* _What to work on_: Restate the full set of records exactly, word for word.

Data records
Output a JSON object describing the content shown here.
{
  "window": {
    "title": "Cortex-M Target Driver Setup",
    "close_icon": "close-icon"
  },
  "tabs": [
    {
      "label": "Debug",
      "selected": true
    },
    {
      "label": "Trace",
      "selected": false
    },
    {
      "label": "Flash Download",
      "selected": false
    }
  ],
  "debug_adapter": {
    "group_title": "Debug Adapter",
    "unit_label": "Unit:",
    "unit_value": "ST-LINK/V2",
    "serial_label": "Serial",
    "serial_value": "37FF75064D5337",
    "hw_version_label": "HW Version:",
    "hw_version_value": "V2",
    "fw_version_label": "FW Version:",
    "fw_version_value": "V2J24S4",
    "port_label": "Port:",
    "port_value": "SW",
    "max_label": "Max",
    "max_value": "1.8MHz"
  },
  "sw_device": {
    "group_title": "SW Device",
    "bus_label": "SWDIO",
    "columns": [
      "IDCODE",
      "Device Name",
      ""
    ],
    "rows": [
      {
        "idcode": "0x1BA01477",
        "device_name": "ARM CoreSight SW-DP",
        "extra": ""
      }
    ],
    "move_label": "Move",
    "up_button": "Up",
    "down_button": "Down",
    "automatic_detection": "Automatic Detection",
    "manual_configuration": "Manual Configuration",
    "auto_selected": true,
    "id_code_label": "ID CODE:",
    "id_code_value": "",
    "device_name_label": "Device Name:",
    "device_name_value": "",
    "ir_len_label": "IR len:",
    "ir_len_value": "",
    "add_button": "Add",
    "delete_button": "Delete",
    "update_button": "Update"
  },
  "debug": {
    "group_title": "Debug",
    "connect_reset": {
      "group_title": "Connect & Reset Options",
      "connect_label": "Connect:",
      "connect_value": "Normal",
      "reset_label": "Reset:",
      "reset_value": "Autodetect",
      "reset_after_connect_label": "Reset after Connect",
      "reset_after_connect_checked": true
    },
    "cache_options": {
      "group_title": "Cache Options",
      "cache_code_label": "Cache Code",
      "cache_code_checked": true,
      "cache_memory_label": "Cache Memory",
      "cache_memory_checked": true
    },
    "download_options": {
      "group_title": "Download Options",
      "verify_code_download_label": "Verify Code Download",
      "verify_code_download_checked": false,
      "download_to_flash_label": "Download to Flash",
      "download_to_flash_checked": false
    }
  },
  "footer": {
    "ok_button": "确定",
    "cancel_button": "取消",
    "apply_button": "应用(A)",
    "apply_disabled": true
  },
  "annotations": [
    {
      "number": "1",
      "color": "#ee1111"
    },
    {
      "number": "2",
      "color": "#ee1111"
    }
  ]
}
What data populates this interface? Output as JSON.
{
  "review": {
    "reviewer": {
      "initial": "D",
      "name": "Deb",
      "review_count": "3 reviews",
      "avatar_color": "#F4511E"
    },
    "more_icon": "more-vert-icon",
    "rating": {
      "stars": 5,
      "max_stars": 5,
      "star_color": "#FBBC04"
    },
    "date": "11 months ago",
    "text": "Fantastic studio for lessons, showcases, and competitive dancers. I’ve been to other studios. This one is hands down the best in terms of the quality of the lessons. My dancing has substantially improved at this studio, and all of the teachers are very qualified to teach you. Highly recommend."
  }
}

* _Completed task_:
Output a JSON object describing the content shown here.
{
  "window": {
    "title": "Cortex-M Target Driver Setup",
    "close_icon": "close-icon"
  },
  "tabs": [
    {
      "label": "Debug",
      "selected": true
    },
    {
      "label": "Trace",
      "selected": false
    },
    {
      "label": "Flash Download",
      "selected": false
    }
  ],
  "debug_adapter": {
    "group_title": "Debug Adapter",
    "unit_label": "Unit:",
    "unit_value": "ST-LINK/V2",
    "serial_label": "Serial",
    "serial_value": "37FF75064D5337",
    "hw_version_label": "HW Version:",
    "hw_version_value": "V2",
    "fw_version_label": "FW Version:",
    "fw_version_value": "V2J24S4",
    "port_label": "Port:",
    "port_value": "SW",
    "max_label": "Max",
    "max_value": "1.8MHz"
  },
  "sw_device": {
    "group_title": "SW Device",
    "bus_label": "SWDIO",
    "columns": [
      "IDCODE",
      "Device Name",
      ""
    ],
    "rows": [
      {
        "idcode": "0x1BA01477",
        "device_name": "ARM CoreSight SW-DP",
        "extra": ""
      }
    ],
    "move_label": "Move",
    "up_button": "Up",
    "down_button": "Down",
    "automatic_detection": "Automatic Detection",
    "manual_configuration": "Manual Configuration",
    "auto_selected": true,
    "id_code_label": "ID CODE:",
    "id_code_value": "",
    "device_name_label": "Device Name:",
    "device_name_value": "",
    "ir_len_label": "IR len:",
    "ir_len_value": "",
    "add_button": "Add",
    "delete_button": "Delete",
    "update_button": "Update"
  },
  "debug": {
    "group_title": "Debug",
    "connect_reset": {
      "group_title": "Connect & Reset Options",
      "connect_label": "Connect:",
      "connect_value": "Normal",
      "reset_label": "Reset:",
      "reset_value": "Autodetect",
      "reset_after_connect_label": "Reset after Connect",
      "reset_after_connect_checked": true
    },
    "cache_options": {
      "group_title": "Cache Options",
      "cache_code_label": "Cache Code",
      "cache_code_checked": true,
      "cache_memory_label": "Cache Memory",
      "cache_memory_checked": true
    },
    "download_options": {
      "group_title": "Download Options",
      "verify_code_download_label": "Verify Code Download",
      "verify_code_download_checked": false,
      "download_to_flash_label": "Download to Flash",
      "download_to_flash_checked": false
    }
  },
  "footer": {
    "ok_button": "确定",
    "cancel_button": "取消",
    "apply_button": "应用(A)",
    "apply_disabled": true
  },
  "annotations": [
    {
      "number": "1",
      "color": "#ee1111"
    },
    {
      "number": "2",
      "color": "#ee1111"
    }
  ]
}
What data populates this interface? Output as JSON.
{
  "review": {
    "reviewer": {
      "initial": "D",
      "name": "Deb",
      "review_count": "3 reviews",
      "avatar_color": "#F4511E"
    },
    "more_icon": "more-vert-icon",
    "rating": {
      "stars": 5,
      "max_stars": 5,
      "star_color": "#FBBC04"
    },
    "date": "11 months ago",
    "text": "Fantastic studio for lessons, showcases, and competitive dancers. I’ve been to other studios. This one is hands down the best in terms of the quality of the lessons. My dancing has substantially improved at this studio, and all of the teachers are very qualified to teach you. Highly recommend."
  }
}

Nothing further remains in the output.